課題の指示:
以下の記録に含まれるすべての行を、一字も変えずにそのまま書き写してください。

提供された記録:
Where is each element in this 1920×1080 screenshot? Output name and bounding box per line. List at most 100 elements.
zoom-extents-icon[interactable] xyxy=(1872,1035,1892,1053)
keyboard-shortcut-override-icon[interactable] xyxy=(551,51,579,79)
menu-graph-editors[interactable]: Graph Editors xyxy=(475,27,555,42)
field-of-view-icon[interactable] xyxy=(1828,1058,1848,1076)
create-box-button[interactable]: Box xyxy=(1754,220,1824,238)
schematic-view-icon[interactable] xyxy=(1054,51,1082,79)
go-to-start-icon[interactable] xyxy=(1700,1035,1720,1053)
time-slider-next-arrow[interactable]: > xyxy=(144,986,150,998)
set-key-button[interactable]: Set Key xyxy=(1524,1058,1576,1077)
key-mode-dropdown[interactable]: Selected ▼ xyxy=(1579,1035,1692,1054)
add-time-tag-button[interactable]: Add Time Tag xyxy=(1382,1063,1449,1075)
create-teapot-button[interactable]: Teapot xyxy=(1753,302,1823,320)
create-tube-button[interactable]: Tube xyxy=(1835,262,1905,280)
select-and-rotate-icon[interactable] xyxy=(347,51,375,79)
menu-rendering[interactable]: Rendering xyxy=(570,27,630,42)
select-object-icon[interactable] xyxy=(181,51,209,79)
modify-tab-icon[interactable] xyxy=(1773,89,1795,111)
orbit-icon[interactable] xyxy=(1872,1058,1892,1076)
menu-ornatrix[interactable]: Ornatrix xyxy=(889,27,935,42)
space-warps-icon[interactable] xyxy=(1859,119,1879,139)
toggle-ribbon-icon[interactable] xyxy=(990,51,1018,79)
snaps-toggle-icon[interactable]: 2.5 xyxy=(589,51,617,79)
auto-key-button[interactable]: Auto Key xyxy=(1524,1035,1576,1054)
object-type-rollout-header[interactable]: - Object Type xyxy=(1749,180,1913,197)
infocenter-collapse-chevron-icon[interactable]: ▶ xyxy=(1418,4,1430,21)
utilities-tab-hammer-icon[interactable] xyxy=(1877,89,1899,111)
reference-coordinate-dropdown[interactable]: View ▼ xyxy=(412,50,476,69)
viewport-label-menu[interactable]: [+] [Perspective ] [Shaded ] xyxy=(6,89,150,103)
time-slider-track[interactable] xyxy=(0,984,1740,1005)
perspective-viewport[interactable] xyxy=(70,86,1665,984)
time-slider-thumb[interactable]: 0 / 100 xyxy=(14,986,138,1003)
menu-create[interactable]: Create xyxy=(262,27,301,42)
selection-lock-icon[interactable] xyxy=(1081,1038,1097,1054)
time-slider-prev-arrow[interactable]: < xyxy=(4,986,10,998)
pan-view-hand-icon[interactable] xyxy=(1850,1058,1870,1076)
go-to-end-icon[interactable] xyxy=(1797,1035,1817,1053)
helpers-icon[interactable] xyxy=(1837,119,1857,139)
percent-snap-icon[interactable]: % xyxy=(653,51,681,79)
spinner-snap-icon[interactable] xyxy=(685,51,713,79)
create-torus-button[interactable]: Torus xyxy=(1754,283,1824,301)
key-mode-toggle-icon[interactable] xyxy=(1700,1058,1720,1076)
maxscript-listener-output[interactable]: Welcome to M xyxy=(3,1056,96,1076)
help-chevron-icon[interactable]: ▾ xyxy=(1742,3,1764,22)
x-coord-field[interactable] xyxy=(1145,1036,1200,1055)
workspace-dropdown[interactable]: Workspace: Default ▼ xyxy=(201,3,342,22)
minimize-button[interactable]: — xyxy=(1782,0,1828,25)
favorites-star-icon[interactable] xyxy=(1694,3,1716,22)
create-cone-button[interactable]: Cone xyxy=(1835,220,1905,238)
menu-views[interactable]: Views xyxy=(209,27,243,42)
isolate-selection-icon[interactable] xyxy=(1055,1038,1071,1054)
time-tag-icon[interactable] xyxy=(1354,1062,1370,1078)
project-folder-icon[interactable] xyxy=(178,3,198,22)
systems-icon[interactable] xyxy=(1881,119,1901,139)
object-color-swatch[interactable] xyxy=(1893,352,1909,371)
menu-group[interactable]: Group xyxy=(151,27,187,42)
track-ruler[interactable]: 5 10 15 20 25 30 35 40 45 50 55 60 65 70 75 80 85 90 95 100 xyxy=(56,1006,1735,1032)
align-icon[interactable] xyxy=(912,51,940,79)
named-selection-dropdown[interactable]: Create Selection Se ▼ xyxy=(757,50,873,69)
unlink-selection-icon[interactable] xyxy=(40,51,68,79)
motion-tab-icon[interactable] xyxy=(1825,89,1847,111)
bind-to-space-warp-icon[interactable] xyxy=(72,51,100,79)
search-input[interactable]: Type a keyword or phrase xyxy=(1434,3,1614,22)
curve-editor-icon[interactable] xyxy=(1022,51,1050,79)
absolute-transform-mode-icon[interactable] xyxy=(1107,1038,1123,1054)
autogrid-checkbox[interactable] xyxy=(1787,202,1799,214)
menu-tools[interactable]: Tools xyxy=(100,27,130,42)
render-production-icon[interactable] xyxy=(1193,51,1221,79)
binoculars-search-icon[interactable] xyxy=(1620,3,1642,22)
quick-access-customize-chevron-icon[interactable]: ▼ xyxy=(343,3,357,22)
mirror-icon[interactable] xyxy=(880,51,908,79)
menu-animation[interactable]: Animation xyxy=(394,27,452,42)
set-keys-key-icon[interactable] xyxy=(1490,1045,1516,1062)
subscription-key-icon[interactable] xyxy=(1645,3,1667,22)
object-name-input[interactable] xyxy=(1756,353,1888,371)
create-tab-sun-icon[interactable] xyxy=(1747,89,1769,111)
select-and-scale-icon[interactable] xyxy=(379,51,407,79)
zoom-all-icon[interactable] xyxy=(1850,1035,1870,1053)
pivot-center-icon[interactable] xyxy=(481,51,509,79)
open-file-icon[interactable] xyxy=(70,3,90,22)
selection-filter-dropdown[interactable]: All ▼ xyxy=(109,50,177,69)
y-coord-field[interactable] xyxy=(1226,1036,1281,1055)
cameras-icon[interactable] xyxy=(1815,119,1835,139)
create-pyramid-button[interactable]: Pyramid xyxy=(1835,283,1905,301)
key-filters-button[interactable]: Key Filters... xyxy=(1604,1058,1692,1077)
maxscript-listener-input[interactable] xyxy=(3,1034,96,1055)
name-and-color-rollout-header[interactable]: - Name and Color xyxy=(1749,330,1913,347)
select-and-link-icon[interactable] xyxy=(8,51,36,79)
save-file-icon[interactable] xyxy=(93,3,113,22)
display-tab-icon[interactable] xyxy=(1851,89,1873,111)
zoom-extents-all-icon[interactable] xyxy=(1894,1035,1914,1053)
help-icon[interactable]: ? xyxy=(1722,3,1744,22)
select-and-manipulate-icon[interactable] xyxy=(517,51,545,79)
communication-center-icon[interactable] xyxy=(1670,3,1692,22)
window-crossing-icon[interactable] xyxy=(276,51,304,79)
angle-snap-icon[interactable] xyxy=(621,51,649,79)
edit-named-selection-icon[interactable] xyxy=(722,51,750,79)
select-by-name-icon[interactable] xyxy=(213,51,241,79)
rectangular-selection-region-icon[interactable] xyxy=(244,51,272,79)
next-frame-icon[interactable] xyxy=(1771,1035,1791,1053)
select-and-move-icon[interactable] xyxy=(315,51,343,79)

正解:
Where is each element in this 1920×1080 screenshot? Output name and bounding box per line. List at most 100 elements.
zoom-extents-icon[interactable] xyxy=(1872,1035,1892,1053)
keyboard-shortcut-override-icon[interactable] xyxy=(551,51,579,79)
menu-graph-editors[interactable]: Graph Editors xyxy=(475,27,555,42)
field-of-view-icon[interactable] xyxy=(1828,1058,1848,1076)
create-box-button[interactable]: Box xyxy=(1754,220,1824,238)
schematic-view-icon[interactable] xyxy=(1054,51,1082,79)
go-to-start-icon[interactable] xyxy=(1700,1035,1720,1053)
time-slider-next-arrow[interactable]: > xyxy=(144,986,150,998)
set-key-button[interactable]: Set Key xyxy=(1524,1058,1576,1077)
key-mode-dropdown[interactable]: Selected ▼ xyxy=(1579,1035,1692,1054)
add-time-tag-button[interactable]: Add Time Tag xyxy=(1382,1063,1449,1075)
create-teapot-button[interactable]: Teapot xyxy=(1753,302,1823,320)
create-tube-button[interactable]: Tube xyxy=(1835,262,1905,280)
select-and-rotate-icon[interactable] xyxy=(347,51,375,79)
menu-rendering[interactable]: Rendering xyxy=(570,27,630,42)
select-object-icon[interactable] xyxy=(181,51,209,79)
modify-tab-icon[interactable] xyxy=(1773,89,1795,111)
orbit-icon[interactable] xyxy=(1872,1058,1892,1076)
menu-ornatrix[interactable]: Ornatrix xyxy=(889,27,935,42)
space-warps-icon[interactable] xyxy=(1859,119,1879,139)
toggle-ribbon-icon[interactable] xyxy=(990,51,1018,79)
snaps-toggle-icon[interactable]: 2.5 xyxy=(589,51,617,79)
auto-key-button[interactable]: Auto Key xyxy=(1524,1035,1576,1054)
object-type-rollout-header[interactable]: - Object Type xyxy=(1749,180,1913,197)
infocenter-collapse-chevron-icon[interactable]: ▶ xyxy=(1418,4,1430,21)
utilities-tab-hammer-icon[interactable] xyxy=(1877,89,1899,111)
reference-coordinate-dropdown[interactable]: View ▼ xyxy=(412,50,476,69)
viewport-label-menu[interactable]: [+] [Perspective ] [Shaded ] xyxy=(6,89,150,103)
time-slider-track[interactable] xyxy=(0,984,1740,1005)
perspective-viewport[interactable] xyxy=(70,86,1665,984)
time-slider-thumb[interactable]: 0 / 100 xyxy=(14,986,138,1003)
menu-create[interactable]: Create xyxy=(262,27,301,42)
selection-lock-icon[interactable] xyxy=(1081,1038,1097,1054)
time-slider-prev-arrow[interactable]: < xyxy=(4,986,10,998)
pan-view-hand-icon[interactable] xyxy=(1850,1058,1870,1076)
go-to-end-icon[interactable] xyxy=(1797,1035,1817,1053)
helpers-icon[interactable] xyxy=(1837,119,1857,139)
percent-snap-icon[interactable]: % xyxy=(653,51,681,79)
spinner-snap-icon[interactable] xyxy=(685,51,713,79)
create-torus-button[interactable]: Torus xyxy=(1754,283,1824,301)
key-mode-toggle-icon[interactable] xyxy=(1700,1058,1720,1076)
maxscript-listener-output[interactable]: Welcome to M xyxy=(3,1056,96,1076)
help-chevron-icon[interactable]: ▾ xyxy=(1742,3,1764,22)
x-coord-field[interactable] xyxy=(1145,1036,1200,1055)
workspace-dropdown[interactable]: Workspace: Default ▼ xyxy=(201,3,342,22)
minimize-button[interactable]: — xyxy=(1782,0,1828,25)
favorites-star-icon[interactable] xyxy=(1694,3,1716,22)
create-cone-button[interactable]: Cone xyxy=(1835,220,1905,238)
menu-views[interactable]: Views xyxy=(209,27,243,42)
isolate-selection-icon[interactable] xyxy=(1055,1038,1071,1054)
time-tag-icon[interactable] xyxy=(1354,1062,1370,1078)
project-folder-icon[interactable] xyxy=(178,3,198,22)
systems-icon[interactable] xyxy=(1881,119,1901,139)
object-color-swatch[interactable] xyxy=(1893,352,1909,371)
menu-group[interactable]: Group xyxy=(151,27,187,42)
track-ruler[interactable]: 5 10 15 20 25 30 35 40 45 50 55 60 65 70 75 80 85 90 95 100 xyxy=(56,1006,1735,1032)
align-icon[interactable] xyxy=(912,51,940,79)
named-selection-dropdown[interactable]: Create Selection Se ▼ xyxy=(757,50,873,69)
unlink-selection-icon[interactable] xyxy=(40,51,68,79)
motion-tab-icon[interactable] xyxy=(1825,89,1847,111)
bind-to-space-warp-icon[interactable] xyxy=(72,51,100,79)
search-input[interactable]: Type a keyword or phrase xyxy=(1434,3,1614,22)
curve-editor-icon[interactable] xyxy=(1022,51,1050,79)
absolute-transform-mode-icon[interactable] xyxy=(1107,1038,1123,1054)
autogrid-checkbox[interactable] xyxy=(1787,202,1799,214)
menu-tools[interactable]: Tools xyxy=(100,27,130,42)
render-production-icon[interactable] xyxy=(1193,51,1221,79)
binoculars-search-icon[interactable] xyxy=(1620,3,1642,22)
quick-access-customize-chevron-icon[interactable]: ▼ xyxy=(343,3,357,22)
mirror-icon[interactable] xyxy=(880,51,908,79)
menu-animation[interactable]: Animation xyxy=(394,27,452,42)
set-keys-key-icon[interactable] xyxy=(1490,1045,1516,1062)
subscription-key-icon[interactable] xyxy=(1645,3,1667,22)
object-name-input[interactable] xyxy=(1756,353,1888,371)
create-tab-sun-icon[interactable] xyxy=(1747,89,1769,111)
select-and-scale-icon[interactable] xyxy=(379,51,407,79)
zoom-all-icon[interactable] xyxy=(1850,1035,1870,1053)
pivot-center-icon[interactable] xyxy=(481,51,509,79)
open-file-icon[interactable] xyxy=(70,3,90,22)
selection-filter-dropdown[interactable]: All ▼ xyxy=(109,50,177,69)
y-coord-field[interactable] xyxy=(1226,1036,1281,1055)
cameras-icon[interactable] xyxy=(1815,119,1835,139)
create-pyramid-button[interactable]: Pyramid xyxy=(1835,283,1905,301)
key-filters-button[interactable]: Key Filters... xyxy=(1604,1058,1692,1077)
maxscript-listener-input[interactable] xyxy=(3,1034,96,1055)
name-and-color-rollout-header[interactable]: - Name and Color xyxy=(1749,330,1913,347)
select-and-link-icon[interactable] xyxy=(8,51,36,79)
save-file-icon[interactable] xyxy=(93,3,113,22)
display-tab-icon[interactable] xyxy=(1851,89,1873,111)
zoom-extents-all-icon[interactable] xyxy=(1894,1035,1914,1053)
help-icon[interactable]: ? xyxy=(1722,3,1744,22)
select-and-manipulate-icon[interactable] xyxy=(517,51,545,79)
communication-center-icon[interactable] xyxy=(1670,3,1692,22)
window-crossing-icon[interactable] xyxy=(276,51,304,79)
angle-snap-icon[interactable] xyxy=(621,51,649,79)
edit-named-selection-icon[interactable] xyxy=(722,51,750,79)
select-by-name-icon[interactable] xyxy=(213,51,241,79)
rectangular-selection-region-icon[interactable] xyxy=(244,51,272,79)
next-frame-icon[interactable] xyxy=(1771,1035,1791,1053)
select-and-move-icon[interactable] xyxy=(315,51,343,79)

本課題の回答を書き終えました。